*** TEXTE DU DOCUMENT ***

Françoise (prénom d’emprunt) participe à une formation destinée à retrouver du sens et à oser être soi-même. Elle me rappelle qu’elle a déjà participé au début d’une autre formation avec moi, mais qu’elle est partie le midi du premier jour car elle ne supportait pas de voir tous les autres participants « pleurnicher parce qu’ils ne savent pas dire non, car moi, continue-t-elle, j’ai appris à être forte et je sais dire non… »

Pendant la première matinée, Françoise exprime son doute que la formation lui fasse trouver du sens à sa vie et intervient beaucoup, interrompant les autres pour leur donner des conseils pour se défendre contre les agresseurs, disant qu’elle, elle sait être forte en toutes circonstances... Plusieurs fois je tente de cadrer et de canaliser les prises de paroles de Françoise. A la pause elle m’invective : « Dans toutes les formations, je me sens bien, sauf dans les vôtres, car vous m’empêchez de parler et vous me frustrez ». Je lui exprime la nécessité pour moi de garantir la parole de tous dans le groupe, et j’ajoute : « Tant que vous parlerez si souvent pour conseiller les autres, je pense que vous ne réussirez pas à trouver le sens de votre vie » « Et pourquoi ? » me dit-elle vivement. « Car pour trouver le sens de sa vie, il faut d’abord écouter et accueillir ce que votre être intérieur a à vous dire. Plus vous parlez des autres, moins vous pouvez vous entendre ».

Françoise est quand-même revenue l’après midi, sans changer beaucoup de posture, exprimant toujours son doute sur « vos capacités à me faire trouver le sens de ma vie ». Je lui rappelle que c’est à elle d’aller le chercher et que je ne peux que lui proposer des « outils » pour se mettre à l’écoute d’elle-même. Elle répète plusieurs fois que « pour s’en sortir dans notre monde et au travail, il faut être fort,  faire face et ne pas se laisser déstabiliser. » Les autres l’interrogent sur sa méthode et elle répond : « Moi je ne me laisse pas faire et je réponds du tac au tac ». Le ton dur à tonalité agressive ne convainc personne…

Le lendemain matin, Françoise est revenue. Chaque participant est invité à exprimer ce qui lui a tourné dans la tête et le cœur depuis la formation de la veille. Françoise prend la parole pour dire qu’elle n’a toujours pas trouvé le sens de sa vie.

*** MATÉRIEL FOURNI ***

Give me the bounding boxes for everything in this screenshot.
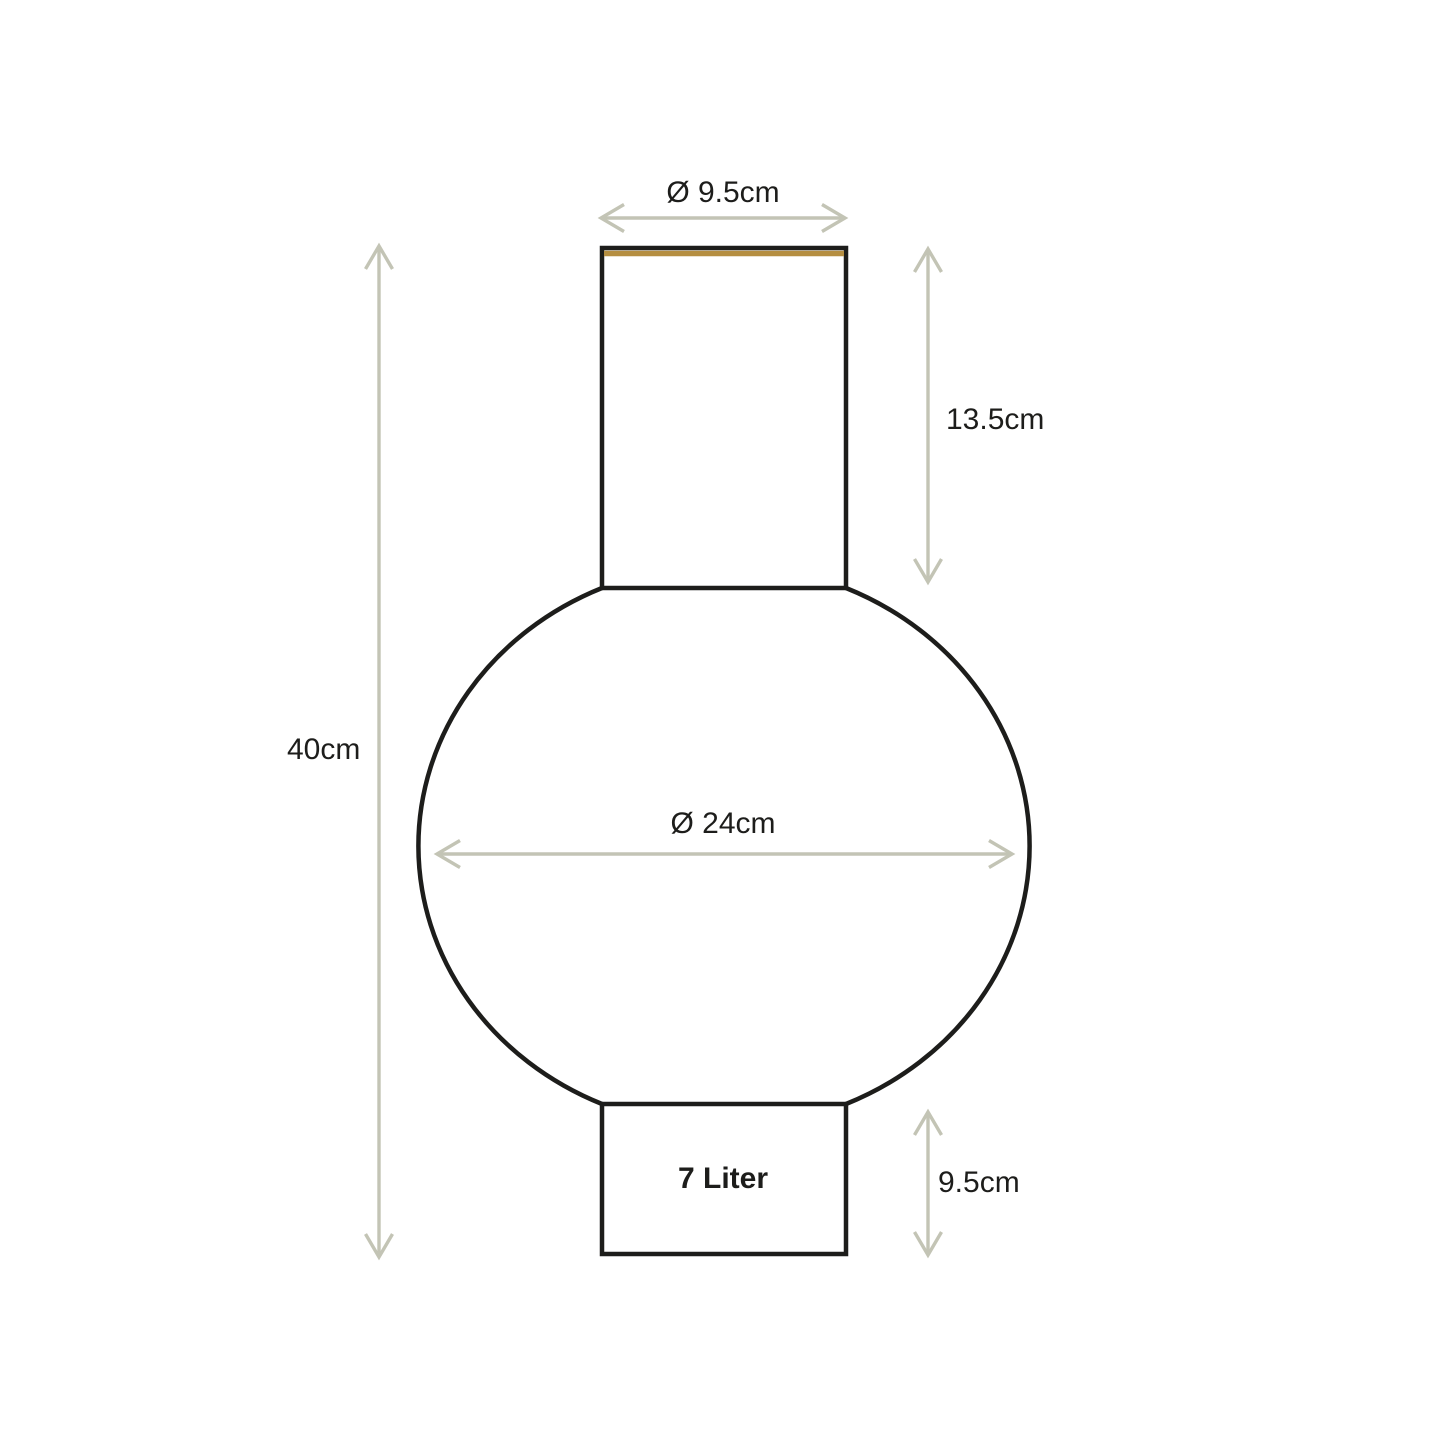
svg-text:7 Liter: 7 Liter	[678, 1162, 768, 1195]
svg-text:40cm: 40cm	[287, 733, 360, 766]
svg-text:Ø 9.5cm: Ø 9.5cm	[666, 176, 779, 209]
svg-text:9.5cm: 9.5cm	[938, 1166, 1020, 1199]
svg-text:Ø 24cm: Ø 24cm	[670, 807, 775, 840]
svg-text:13.5cm: 13.5cm	[946, 403, 1044, 436]
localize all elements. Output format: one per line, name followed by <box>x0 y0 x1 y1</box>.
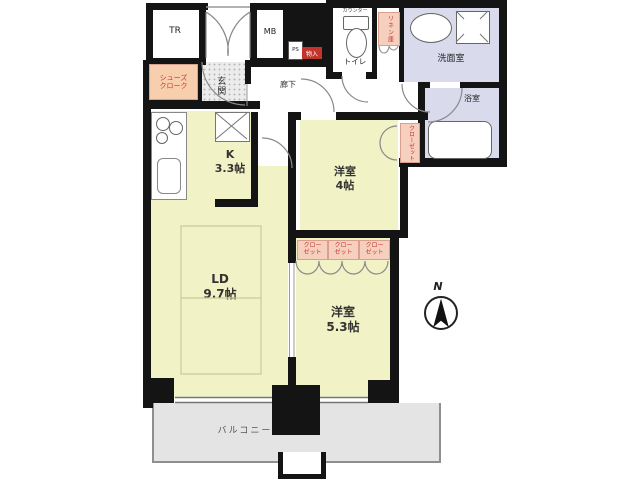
north-label: N <box>428 280 448 294</box>
wall <box>400 164 408 238</box>
ld-window <box>175 398 272 403</box>
closet-room4: クローゼット <box>400 123 420 163</box>
compass-icon <box>424 296 458 330</box>
closet-label: クローゼット <box>407 125 414 161</box>
entrance-label: 玄関 <box>214 69 225 103</box>
wall <box>390 230 399 403</box>
living-dining-floor <box>151 206 288 398</box>
bathtub <box>428 121 492 159</box>
storage-label: 物入 <box>306 49 318 58</box>
linen-folding-doors <box>379 46 398 53</box>
washroom-label: 洗面室 <box>418 54 484 65</box>
toilet-door-arc <box>342 76 368 102</box>
wall <box>215 199 258 207</box>
wall <box>143 101 260 109</box>
closet-3: クロー ゼット <box>359 240 390 260</box>
ld-entry-strip <box>258 166 288 207</box>
closet-label: クロー ゼット <box>334 243 352 257</box>
kitchen-sink <box>157 158 181 194</box>
storage-box: 物入 <box>302 47 322 59</box>
wall <box>326 0 507 8</box>
compass-needle <box>426 298 456 328</box>
refrigerator-space <box>215 112 250 142</box>
stove-burner <box>169 121 183 135</box>
toilet-label: トイレ <box>333 57 377 66</box>
hallway-label: 廊下 <box>268 80 308 90</box>
linen-closet: リネン庫 <box>378 12 400 46</box>
linen-closet-label: リネン庫 <box>386 15 393 43</box>
wall <box>366 72 377 79</box>
wall <box>326 72 342 79</box>
western-room4-label: 洋室 4帖 <box>315 165 375 193</box>
wall <box>336 112 428 120</box>
meter-box-label: MB <box>256 27 284 37</box>
pillar <box>143 396 153 408</box>
closet-1: クロー ゼット <box>297 240 328 260</box>
entrance-double-door-arc <box>206 12 250 58</box>
bedroom-window <box>320 398 368 403</box>
living-dining-label: LD 9.7帖 <box>190 272 250 302</box>
stove-burner <box>156 117 170 131</box>
sliding-door-opening <box>288 263 296 357</box>
shoes-closet-label: シューズ クローク <box>160 74 188 90</box>
washbasin <box>410 13 452 43</box>
closet-label: クロー ゼット <box>303 243 321 257</box>
stove-burner <box>156 132 168 144</box>
washer-space <box>456 11 490 44</box>
floor-plan: PS 物入 シューズ クローク リネン庫 クローゼット クロー ゼット クロー … <box>0 0 640 480</box>
ps-label: PS <box>292 47 299 54</box>
bathroom-label: 浴室 <box>452 94 492 104</box>
wall <box>326 0 333 79</box>
wall <box>245 60 251 84</box>
balcony-label: バルコニー <box>200 426 290 437</box>
balcony-hatch <box>278 452 326 479</box>
counter-label: カウンター <box>333 8 377 14</box>
western-room53-label: 洋室 5.3帖 <box>312 305 374 335</box>
closet-label: クロー ゼット <box>365 243 383 257</box>
shoes-closet: シューズ クローク <box>149 64 198 100</box>
wall <box>460 82 507 88</box>
wall <box>293 230 405 238</box>
wall <box>245 60 326 67</box>
wall <box>199 3 206 65</box>
wall <box>143 60 151 403</box>
trunk-room-label: TR <box>160 26 190 37</box>
closet-2: クロー ゼット <box>328 240 359 260</box>
kitchen-label: K 3.3帖 <box>200 148 260 176</box>
pipe-space-box: PS <box>288 41 303 60</box>
wall <box>288 112 296 263</box>
toilet-bowl <box>346 28 367 58</box>
pillar <box>368 380 398 403</box>
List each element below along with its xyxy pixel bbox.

***

◆ TRAVAIL DEMANDÉ: Dans le récit de formation, relevez toutes les paroles de Françoise citées entre guillemets. Ce matériel est indépendant du texte du document.

◆ RÉPONSE:
- « pleurnicher parce qu'ils ne savent pas dire non, car moi, continue-t-elle, j'ai appris à être forte et je sais dire non… »
- « Dans toutes les formations, je me sens bien, sauf dans les vôtres, car vous m'empêchez de parler et vous me frustrez »
- « Et pourquoi ? »
- « vos capacités à me faire trouver le sens de ma vie »
- « pour s'en sortir dans notre monde et au travail, il faut être fort,  faire face et ne pas se laisser déstabiliser. »
- « Moi je ne me laisse pas faire et je réponds du tac au tac »